Exercise aim: Scan the records and identify every line in which the string "Downloads" occurs, then return those lines.

## BEGIN Input material

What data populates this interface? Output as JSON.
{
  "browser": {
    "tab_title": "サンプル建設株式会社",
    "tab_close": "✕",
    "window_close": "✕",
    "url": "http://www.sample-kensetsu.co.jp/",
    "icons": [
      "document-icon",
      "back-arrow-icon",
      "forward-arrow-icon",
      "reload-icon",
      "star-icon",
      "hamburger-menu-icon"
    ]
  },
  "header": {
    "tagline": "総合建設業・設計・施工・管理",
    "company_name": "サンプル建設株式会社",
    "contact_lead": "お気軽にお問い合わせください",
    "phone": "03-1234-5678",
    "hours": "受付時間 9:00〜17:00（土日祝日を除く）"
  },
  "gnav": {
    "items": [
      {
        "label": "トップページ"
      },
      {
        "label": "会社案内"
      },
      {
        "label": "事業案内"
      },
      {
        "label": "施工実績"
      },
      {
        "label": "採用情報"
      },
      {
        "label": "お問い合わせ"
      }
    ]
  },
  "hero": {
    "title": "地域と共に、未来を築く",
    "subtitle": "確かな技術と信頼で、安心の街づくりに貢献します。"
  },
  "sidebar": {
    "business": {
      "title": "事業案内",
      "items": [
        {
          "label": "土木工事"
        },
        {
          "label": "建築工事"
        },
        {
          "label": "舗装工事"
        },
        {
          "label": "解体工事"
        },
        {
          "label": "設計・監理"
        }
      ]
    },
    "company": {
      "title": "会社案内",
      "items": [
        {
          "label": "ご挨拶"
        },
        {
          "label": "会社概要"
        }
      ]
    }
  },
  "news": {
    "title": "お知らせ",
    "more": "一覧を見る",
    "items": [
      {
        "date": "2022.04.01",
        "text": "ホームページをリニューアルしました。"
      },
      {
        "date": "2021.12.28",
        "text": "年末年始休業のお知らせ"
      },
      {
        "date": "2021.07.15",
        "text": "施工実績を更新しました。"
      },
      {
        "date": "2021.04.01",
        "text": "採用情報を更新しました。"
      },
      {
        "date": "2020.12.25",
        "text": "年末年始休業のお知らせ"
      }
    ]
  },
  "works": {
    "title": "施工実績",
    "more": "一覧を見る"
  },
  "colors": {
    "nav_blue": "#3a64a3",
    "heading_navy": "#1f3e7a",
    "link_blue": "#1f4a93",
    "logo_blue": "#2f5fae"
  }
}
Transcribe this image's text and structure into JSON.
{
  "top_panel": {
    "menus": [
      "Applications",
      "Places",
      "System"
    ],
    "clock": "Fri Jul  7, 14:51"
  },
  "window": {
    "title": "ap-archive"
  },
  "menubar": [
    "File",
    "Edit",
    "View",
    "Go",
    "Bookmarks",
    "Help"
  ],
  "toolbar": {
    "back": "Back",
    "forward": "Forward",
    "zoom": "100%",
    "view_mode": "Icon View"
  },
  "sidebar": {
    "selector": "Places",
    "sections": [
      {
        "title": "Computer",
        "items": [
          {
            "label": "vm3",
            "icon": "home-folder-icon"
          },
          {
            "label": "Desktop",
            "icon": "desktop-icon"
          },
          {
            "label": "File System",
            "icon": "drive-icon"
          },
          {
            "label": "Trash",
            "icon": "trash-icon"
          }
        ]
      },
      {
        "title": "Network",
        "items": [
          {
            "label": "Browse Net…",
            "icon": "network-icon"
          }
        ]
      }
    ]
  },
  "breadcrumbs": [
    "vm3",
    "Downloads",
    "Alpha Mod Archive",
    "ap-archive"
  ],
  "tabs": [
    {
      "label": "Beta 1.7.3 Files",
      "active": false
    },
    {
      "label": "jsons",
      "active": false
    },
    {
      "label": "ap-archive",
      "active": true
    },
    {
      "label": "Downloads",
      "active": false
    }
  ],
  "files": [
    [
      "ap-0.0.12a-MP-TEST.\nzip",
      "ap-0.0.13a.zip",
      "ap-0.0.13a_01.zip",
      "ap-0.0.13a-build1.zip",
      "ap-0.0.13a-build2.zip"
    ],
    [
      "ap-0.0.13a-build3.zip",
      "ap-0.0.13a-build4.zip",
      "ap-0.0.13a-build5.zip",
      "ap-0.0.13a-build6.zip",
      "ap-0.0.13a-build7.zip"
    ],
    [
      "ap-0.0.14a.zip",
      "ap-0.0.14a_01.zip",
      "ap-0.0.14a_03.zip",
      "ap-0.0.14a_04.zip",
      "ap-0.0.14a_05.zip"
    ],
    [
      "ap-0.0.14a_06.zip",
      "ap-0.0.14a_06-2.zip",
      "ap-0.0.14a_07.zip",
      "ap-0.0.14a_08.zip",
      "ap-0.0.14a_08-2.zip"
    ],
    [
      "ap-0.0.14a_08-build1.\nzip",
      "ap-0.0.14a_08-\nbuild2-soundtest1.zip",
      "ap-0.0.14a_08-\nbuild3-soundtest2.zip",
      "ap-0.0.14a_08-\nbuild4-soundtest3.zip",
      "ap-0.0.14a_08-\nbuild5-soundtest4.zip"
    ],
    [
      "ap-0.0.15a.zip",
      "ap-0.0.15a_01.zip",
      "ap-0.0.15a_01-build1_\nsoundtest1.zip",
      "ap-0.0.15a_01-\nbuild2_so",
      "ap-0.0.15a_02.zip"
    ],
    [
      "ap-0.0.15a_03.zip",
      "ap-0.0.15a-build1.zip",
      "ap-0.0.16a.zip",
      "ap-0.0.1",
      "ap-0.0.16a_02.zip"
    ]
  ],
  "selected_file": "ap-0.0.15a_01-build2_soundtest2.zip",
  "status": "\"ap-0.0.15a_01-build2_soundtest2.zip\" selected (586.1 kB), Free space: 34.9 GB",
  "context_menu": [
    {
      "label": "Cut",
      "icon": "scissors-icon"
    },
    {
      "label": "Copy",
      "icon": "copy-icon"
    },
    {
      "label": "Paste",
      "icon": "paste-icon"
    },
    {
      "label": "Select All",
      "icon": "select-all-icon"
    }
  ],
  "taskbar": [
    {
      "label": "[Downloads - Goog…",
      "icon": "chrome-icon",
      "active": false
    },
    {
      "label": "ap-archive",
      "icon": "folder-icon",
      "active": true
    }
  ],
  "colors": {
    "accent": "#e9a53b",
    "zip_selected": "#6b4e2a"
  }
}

## END Input material

Answer to this problem:
    "Downloads",
      "label": "Downloads",
      "label": "[Downloads - Goog…",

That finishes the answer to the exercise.